**PAGE**
# # # #

# Removing Candle Drip(?) Wallpaper



## interiorwallfinishes (Apr 16, 2008)

I have come across this situation before and need to see if anyone has had similiar problems and how they dealt with it. Customer has wallpaper on top of wallpaper that has been painted. Top wallpaper can be removed using standard soak and strip method, the problem is the second painted over wallpaper which I have referred to as 'candle drip' it seemed to be common 30 to 40 years ago when first-time homeowners were given a choice of 'paper or paint?' If paper was chosen the installers hung without priming or sizing, consequently the paper has become almost one with the sheetrock. It appears that this paper was printed with a base color, then ink or something was 'drizzled' on the print which now has a rough surface to it - not embossed just rough. Scraping it off always seems to cause extensive wall damage, requiring lots of skim coating, sanding or using lining paper to minimize the rough texture showing through. Wondering if any of the wallpaper gurus have come up with a better method than what I described. Thanks in advance for any replys.:help:


----------



## WisePainter (Dec 27, 2008)

interiorwallfinishes said:


> Customer has wallpaper on top of wallpaper that has been painted.


lol. what?


----------



## interiorwallfinishes (Apr 16, 2008)

There are two, 2, double layers of paper, one on top of another bottom one is the problem!


----------



## BrushJockey (Mar 15, 2009)

When I come across a paper that has permabonded with the sheetrock due to no prime, I let it become the new "face". Since any attempt to strip is going to involve a big fix, leave it. Prime, with oil , with gardz or with 2 coats of zin123, find and cut out anything loose including corners, reprime them, and then skim as needed. You would be doing all of that after you messed up the walls anyway. 
I believe in taking paper off whenever possible, but there are times that it just isn't worth it. 
Good luck!


----------



## daArch (Mar 15, 2008)

# # # #

**DATA SUPPLIED**

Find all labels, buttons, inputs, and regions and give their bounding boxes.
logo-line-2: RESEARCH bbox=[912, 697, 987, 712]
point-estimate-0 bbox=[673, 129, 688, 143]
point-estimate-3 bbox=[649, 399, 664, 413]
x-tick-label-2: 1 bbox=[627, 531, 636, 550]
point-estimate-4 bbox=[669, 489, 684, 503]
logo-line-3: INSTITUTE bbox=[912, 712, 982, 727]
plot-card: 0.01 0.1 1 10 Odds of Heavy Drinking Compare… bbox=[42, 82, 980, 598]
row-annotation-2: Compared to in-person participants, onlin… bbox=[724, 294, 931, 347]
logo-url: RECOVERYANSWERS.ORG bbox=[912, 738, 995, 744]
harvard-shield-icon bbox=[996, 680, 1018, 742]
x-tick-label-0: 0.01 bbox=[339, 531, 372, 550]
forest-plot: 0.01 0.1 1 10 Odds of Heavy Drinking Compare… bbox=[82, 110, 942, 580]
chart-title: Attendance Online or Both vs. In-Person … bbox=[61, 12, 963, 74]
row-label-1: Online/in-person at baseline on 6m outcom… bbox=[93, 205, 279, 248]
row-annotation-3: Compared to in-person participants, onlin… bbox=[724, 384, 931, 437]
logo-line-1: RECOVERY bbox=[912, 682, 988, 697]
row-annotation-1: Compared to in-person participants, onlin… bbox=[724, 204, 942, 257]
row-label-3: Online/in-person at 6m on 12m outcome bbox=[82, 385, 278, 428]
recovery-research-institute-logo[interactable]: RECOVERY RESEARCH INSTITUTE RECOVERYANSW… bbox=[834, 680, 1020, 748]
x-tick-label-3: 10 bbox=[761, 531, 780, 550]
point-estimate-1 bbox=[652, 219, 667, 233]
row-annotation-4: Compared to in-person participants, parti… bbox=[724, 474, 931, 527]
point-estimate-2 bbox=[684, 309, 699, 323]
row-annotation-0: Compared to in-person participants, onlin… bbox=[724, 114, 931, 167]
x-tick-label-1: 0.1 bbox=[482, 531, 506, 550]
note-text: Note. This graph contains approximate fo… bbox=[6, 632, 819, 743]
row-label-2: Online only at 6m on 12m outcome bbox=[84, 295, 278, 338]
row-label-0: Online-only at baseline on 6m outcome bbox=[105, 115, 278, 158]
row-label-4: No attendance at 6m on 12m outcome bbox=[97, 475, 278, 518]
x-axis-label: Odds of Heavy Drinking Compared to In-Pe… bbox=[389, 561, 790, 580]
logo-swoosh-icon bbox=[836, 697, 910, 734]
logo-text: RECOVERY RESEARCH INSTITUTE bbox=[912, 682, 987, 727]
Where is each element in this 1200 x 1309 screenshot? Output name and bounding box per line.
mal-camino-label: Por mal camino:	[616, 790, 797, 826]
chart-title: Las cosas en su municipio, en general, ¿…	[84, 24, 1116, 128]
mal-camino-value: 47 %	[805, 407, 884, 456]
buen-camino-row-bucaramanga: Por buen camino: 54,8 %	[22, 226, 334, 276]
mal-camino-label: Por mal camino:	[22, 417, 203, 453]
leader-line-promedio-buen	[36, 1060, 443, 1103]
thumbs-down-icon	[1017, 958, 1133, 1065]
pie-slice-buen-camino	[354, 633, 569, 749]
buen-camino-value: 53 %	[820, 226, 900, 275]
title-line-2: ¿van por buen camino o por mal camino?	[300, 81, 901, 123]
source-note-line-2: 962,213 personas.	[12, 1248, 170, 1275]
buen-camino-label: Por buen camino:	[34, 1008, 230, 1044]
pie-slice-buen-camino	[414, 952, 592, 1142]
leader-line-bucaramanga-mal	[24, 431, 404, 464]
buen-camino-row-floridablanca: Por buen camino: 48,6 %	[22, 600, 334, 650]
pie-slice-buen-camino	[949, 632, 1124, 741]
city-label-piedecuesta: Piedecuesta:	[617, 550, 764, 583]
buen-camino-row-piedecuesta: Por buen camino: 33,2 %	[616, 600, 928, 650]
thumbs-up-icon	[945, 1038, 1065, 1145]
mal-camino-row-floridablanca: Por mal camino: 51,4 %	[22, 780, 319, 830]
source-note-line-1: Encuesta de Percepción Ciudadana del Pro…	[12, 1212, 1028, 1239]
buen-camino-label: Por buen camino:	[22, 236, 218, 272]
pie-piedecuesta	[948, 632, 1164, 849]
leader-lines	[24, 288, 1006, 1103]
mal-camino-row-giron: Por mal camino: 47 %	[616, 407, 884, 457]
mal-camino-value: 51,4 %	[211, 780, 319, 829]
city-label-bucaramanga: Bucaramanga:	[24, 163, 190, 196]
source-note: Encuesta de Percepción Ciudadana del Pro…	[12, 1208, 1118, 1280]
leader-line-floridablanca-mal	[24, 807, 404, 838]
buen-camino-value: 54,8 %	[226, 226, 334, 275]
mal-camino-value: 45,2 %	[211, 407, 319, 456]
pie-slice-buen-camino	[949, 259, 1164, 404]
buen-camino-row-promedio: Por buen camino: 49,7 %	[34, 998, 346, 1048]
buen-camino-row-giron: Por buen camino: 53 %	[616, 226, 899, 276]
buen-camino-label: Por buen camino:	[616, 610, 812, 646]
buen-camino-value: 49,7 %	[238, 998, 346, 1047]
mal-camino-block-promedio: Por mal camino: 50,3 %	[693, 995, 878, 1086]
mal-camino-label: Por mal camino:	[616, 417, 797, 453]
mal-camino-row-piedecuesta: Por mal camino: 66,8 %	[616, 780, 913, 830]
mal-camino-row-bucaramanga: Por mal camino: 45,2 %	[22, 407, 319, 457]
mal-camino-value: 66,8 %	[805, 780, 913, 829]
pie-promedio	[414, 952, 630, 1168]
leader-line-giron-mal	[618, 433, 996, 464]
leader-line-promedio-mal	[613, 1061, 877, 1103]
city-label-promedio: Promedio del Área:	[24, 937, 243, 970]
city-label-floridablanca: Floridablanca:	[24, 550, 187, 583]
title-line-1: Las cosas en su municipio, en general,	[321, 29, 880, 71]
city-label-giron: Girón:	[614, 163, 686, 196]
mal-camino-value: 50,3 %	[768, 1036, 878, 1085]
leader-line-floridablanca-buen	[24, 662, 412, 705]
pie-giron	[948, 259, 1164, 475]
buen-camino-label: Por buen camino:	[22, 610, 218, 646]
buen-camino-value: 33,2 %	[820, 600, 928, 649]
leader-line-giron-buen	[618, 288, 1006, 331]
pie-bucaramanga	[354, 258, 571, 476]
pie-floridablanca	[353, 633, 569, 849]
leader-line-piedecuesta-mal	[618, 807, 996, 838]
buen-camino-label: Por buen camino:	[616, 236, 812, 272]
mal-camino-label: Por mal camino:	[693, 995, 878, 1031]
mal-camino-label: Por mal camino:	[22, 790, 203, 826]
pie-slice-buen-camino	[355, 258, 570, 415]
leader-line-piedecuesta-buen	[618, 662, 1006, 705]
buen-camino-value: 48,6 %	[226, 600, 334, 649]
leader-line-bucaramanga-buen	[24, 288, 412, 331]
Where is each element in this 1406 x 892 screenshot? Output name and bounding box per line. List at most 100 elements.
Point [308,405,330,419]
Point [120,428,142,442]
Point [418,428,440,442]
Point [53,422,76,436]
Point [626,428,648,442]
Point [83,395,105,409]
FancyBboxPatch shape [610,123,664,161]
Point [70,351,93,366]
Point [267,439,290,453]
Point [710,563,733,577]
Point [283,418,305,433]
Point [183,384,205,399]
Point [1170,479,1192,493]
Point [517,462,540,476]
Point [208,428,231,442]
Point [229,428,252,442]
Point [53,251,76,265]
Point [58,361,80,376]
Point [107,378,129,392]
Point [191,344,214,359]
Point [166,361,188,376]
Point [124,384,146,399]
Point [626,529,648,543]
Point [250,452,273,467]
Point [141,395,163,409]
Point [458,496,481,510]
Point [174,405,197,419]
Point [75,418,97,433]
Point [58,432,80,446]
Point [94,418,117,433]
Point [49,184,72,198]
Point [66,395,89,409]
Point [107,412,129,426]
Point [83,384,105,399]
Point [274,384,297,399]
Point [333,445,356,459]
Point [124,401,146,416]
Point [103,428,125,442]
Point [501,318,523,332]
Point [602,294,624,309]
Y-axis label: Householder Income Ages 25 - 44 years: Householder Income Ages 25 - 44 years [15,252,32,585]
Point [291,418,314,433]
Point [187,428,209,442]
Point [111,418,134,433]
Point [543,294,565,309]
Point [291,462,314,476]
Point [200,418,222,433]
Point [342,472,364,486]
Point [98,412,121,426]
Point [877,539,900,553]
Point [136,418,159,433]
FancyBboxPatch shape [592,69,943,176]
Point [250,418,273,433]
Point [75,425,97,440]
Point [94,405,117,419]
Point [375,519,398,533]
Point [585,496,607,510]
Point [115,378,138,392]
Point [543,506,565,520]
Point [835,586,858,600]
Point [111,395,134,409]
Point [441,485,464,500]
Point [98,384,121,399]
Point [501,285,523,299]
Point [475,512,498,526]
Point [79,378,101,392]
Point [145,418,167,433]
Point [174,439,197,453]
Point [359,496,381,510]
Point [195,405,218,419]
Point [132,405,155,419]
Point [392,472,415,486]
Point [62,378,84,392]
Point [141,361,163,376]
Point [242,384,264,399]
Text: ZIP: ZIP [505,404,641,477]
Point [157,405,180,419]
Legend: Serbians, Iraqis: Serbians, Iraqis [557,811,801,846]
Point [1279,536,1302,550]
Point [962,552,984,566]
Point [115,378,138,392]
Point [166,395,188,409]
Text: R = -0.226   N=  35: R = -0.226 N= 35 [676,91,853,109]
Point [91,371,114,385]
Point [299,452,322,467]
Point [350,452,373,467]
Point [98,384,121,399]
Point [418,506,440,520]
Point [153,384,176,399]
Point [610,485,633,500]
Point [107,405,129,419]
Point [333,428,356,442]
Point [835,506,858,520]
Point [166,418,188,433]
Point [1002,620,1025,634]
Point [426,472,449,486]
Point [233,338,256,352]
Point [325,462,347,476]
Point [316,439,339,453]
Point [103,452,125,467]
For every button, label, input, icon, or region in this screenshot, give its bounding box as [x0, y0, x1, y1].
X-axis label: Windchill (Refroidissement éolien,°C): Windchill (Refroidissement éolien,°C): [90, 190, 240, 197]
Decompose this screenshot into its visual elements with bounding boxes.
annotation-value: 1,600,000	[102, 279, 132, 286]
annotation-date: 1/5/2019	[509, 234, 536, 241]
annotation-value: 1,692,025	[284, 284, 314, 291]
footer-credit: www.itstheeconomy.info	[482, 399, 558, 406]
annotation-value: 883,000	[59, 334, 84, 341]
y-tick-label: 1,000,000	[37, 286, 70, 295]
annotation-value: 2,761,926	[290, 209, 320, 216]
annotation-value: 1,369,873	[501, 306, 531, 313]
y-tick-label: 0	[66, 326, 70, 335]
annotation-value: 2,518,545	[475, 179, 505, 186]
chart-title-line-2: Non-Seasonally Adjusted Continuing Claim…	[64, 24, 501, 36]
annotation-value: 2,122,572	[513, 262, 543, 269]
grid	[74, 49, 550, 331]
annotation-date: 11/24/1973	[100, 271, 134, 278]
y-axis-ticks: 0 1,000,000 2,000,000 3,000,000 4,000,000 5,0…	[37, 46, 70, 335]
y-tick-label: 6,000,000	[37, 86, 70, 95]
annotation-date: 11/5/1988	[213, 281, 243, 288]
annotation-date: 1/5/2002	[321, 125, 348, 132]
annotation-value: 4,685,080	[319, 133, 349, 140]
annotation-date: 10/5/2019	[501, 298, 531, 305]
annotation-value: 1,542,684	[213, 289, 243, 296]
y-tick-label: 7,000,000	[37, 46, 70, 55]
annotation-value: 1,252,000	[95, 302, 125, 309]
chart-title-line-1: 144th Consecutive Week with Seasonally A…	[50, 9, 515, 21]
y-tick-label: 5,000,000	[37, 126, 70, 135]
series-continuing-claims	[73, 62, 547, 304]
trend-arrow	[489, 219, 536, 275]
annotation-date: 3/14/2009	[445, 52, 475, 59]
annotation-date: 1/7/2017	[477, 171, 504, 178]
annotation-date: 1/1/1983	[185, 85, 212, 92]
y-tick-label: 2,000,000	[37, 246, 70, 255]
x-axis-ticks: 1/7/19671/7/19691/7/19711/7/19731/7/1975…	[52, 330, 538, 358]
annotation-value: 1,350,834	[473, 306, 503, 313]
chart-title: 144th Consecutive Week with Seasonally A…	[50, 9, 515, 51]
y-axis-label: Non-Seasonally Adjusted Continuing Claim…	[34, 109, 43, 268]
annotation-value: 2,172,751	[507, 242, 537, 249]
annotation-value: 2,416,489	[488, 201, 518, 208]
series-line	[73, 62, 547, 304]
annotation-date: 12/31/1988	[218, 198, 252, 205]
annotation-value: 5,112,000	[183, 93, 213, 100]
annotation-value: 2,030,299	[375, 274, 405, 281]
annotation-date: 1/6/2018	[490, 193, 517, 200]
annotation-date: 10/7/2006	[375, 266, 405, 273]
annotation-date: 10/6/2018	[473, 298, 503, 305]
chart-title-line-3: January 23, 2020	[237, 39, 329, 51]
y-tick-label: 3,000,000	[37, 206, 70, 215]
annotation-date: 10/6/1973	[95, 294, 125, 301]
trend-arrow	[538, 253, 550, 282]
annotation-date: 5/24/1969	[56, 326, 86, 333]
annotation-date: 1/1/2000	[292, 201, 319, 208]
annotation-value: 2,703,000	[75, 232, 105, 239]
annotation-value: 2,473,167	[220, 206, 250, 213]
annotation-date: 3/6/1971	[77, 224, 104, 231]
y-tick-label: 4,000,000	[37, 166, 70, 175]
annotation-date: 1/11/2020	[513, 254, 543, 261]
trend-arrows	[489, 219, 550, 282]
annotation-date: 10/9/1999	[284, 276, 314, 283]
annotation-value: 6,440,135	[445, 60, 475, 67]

# # # #

**THE TASKS**
1) In the records, switch "point-estimate" to "estimate-dot" across the stretch from the start of the records through the line containing "plot-card: 0.01 0.1", leaving everything else unchanged.
2) Continue the thread on removing painted-over wallpaper from where it stops.
The records are unrelated to the wallpaper thread.

**RESPONSES TO THE EXERCISE**
1)
Find all labels, buttons, inputs, and regions and give their bounding boxes.
logo-line-2: RESEARCH bbox=[912, 697, 987, 712]
estimate-dot-0 bbox=[673, 129, 688, 143]
estimate-dot-3 bbox=[649, 399, 664, 413]
x-tick-label-2: 1 bbox=[627, 531, 636, 550]
estimate-dot-4 bbox=[669, 489, 684, 503]
logo-line-3: INSTITUTE bbox=[912, 712, 982, 727]
plot-card: 0.01 0.1 1 10 Odds of Heavy Drinking Compare… bbox=[42, 82, 980, 598]

2)
BrushJockey - :thumbup:

Now Biker is gonna jump all over me, and I'm ready big boy :thumbsup:

We all know my opinion about painting over paper, HOWEVER, there is a caveat. IF the paper has been installed over raw rock w/o prep, I agree with BJ - it is "permabonded" and has become a "new face". There is unfortunately no choice but to paint over (Damn, it hurts just typing those words)

I do disagree with all but one of his choices to overcoat. I would recommend Gardz only - well either that or the original Drywall Repair Coat (DRC as parodi coined) - Draw-tite. These DRC's have a far superior penetrating and bonding capability than any oil and especially more than a heavy bodied latex primer like 1-2-3.

OH, you do need to inspect every square inch for any loose spots and dry scrape them before priming. 

However you have brought up something I am unfamiliar with, the "drizzle" or "candle drip". Ya gotta sand that. Choice is to sand before or after priming - I have no experience, I have no answer. "Test in an inconspicuous place". One thought, if you sand before priming, you will more easily find the loose spots. But this is conjecture. 

Half the fun of this business is attacking a job with an open mind and finding a solution to a particular problem

I would recommend a palm sander (or a Festool sander hooked up to a vacuum would be ideal).


----------



## BrushJockey (Mar 15, 2009)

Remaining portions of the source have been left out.